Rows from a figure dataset
»»

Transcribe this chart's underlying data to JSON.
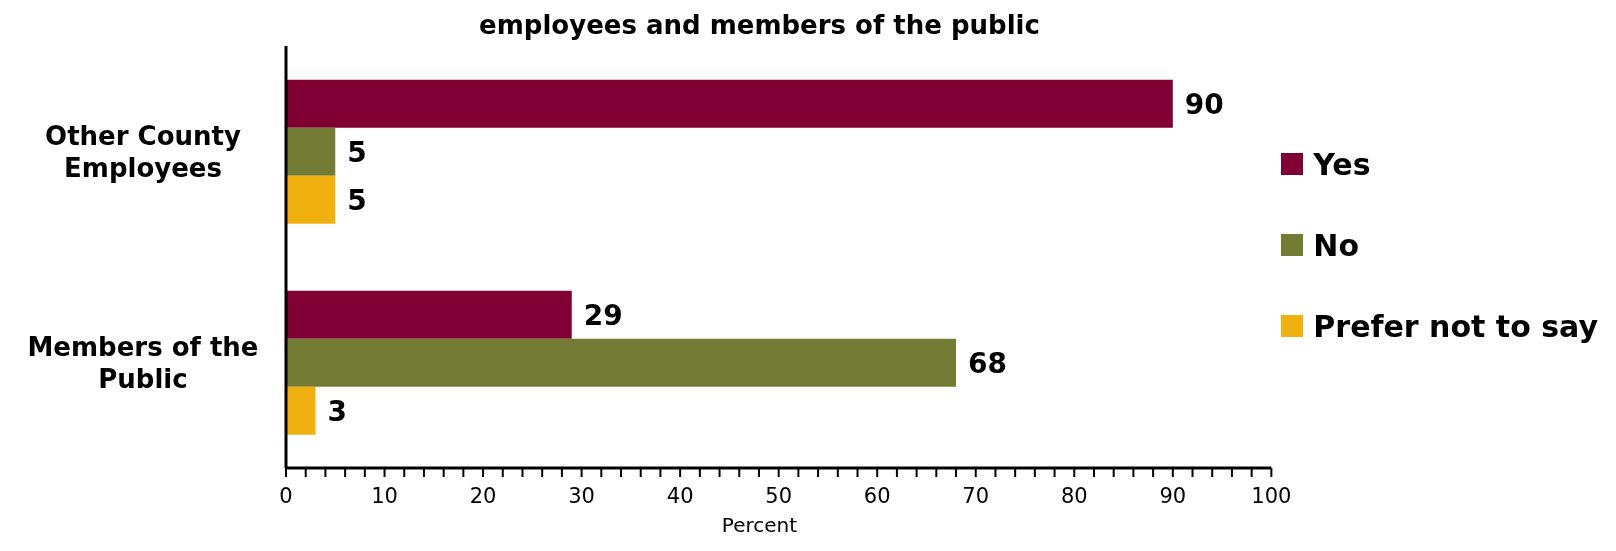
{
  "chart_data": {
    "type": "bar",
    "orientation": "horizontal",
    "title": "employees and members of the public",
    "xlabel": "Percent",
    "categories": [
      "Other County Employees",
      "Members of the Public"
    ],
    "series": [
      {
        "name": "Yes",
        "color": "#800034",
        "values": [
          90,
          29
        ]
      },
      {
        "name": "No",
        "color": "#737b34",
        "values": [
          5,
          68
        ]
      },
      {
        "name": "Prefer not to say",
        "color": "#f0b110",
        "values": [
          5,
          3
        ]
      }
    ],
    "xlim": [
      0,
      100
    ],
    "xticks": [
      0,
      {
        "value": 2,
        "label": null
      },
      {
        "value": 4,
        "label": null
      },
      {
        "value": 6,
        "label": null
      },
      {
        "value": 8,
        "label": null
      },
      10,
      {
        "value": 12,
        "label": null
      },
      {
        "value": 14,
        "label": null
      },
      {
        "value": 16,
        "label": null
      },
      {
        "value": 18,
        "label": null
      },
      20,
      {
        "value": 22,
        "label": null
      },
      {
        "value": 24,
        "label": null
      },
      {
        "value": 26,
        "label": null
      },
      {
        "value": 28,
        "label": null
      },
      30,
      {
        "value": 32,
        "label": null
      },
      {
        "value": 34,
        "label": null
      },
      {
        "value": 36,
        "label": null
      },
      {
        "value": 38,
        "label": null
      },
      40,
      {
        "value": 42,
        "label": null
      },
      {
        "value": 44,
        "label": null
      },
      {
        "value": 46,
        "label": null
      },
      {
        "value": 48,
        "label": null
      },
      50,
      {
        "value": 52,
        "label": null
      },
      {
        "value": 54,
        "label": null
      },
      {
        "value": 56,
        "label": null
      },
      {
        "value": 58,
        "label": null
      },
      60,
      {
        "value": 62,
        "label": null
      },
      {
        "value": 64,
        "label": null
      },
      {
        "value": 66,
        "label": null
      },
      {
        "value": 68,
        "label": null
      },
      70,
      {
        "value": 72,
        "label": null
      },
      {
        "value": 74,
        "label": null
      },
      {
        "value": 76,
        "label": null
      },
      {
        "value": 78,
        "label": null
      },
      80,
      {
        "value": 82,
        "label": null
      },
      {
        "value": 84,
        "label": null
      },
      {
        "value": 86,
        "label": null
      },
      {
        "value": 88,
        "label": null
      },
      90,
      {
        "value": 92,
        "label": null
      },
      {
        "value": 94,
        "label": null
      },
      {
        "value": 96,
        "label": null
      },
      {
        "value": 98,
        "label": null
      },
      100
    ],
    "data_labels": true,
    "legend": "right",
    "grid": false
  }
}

««

> **GIVEN PROBLEM**
Print all the records again exactly; do not include any picture.

> **EXPECTED OUTPUT**
Transcribe this chart's underlying data to JSON.
{
  "chart_data": {
    "type": "bar",
    "orientation": "horizontal",
    "title": "employees and members of the public",
    "xlabel": "Percent",
    "categories": [
      "Other County Employees",
      "Members of the Public"
    ],
    "series": [
      {
        "name": "Yes",
        "color": "#800034",
        "values": [
          90,
          29
        ]
      },
      {
        "name": "No",
        "color": "#737b34",
        "values": [
          5,
          68
        ]
      },
      {
        "name": "Prefer not to say",
        "color": "#f0b110",
        "values": [
          5,
          3
        ]
      }
    ],
    "xlim": [
      0,
      100
    ],
    "xticks": [
      0,
      {
        "value": 2,
        "label": null
      },
      {
        "value": 4,
        "label": null
      },
      {
        "value": 6,
        "label": null
      },
      {
        "value": 8,
        "label": null
      },
      10,
      {
        "value": 12,
        "label": null
      },
      {
        "value": 14,
        "label": null
      },
      {
        "value": 16,
        "label": null
      },
      {
        "value": 18,
        "label": null
      },
      20,
      {
        "value": 22,
        "label": null
      },
      {
        "value": 24,
        "label": null
      },
      {
        "value": 26,
        "label": null
      },
      {
        "value": 28,
        "label": null
      },
      30,
      {
        "value": 32,
        "label": null
      },
      {
        "value": 34,
        "label": null
      },
      {
        "value": 36,
        "label": null
      },
      {
        "value": 38,
        "label": null
      },
      40,
      {
        "value": 42,
        "label": null
      },
      {
        "value": 44,
        "label": null
      },
      {
        "value": 46,
        "label": null
      },
      {
        "value": 48,
        "label": null
      },
      50,
      {
        "value": 52,
        "label": null
      },
      {
        "value": 54,
        "label": null
      },
      {
        "value": 56,
        "label": null
      },
      {
        "value": 58,
        "label": null
      },
      60,
      {
        "value": 62,
        "label": null
      },
      {
        "value": 64,
        "label": null
      },
      {
        "value": 66,
        "label": null
      },
      {
        "value": 68,
        "label": null
      },
      70,
      {
        "value": 72,
        "label": null
      },
      {
        "value": 74,
        "label": null
      },
      {
        "value": 76,
        "label": null
      },
      {
        "value": 78,
        "label": null
      },
      80,
      {
        "value": 82,
        "label": null
      },
      {
        "value": 84,
        "label": null
      },
      {
        "value": 86,
        "label": null
      },
      {
        "value": 88,
        "label": null
      },
      90,
      {
        "value": 92,
        "label": null
      },
      {
        "value": 94,
        "label": null
      },
      {
        "value": 96,
        "label": null
      },
      {
        "value": 98,
        "label": null
      },
      100
    ],
    "data_labels": true,
    "legend": "right",
    "grid": false
  }
}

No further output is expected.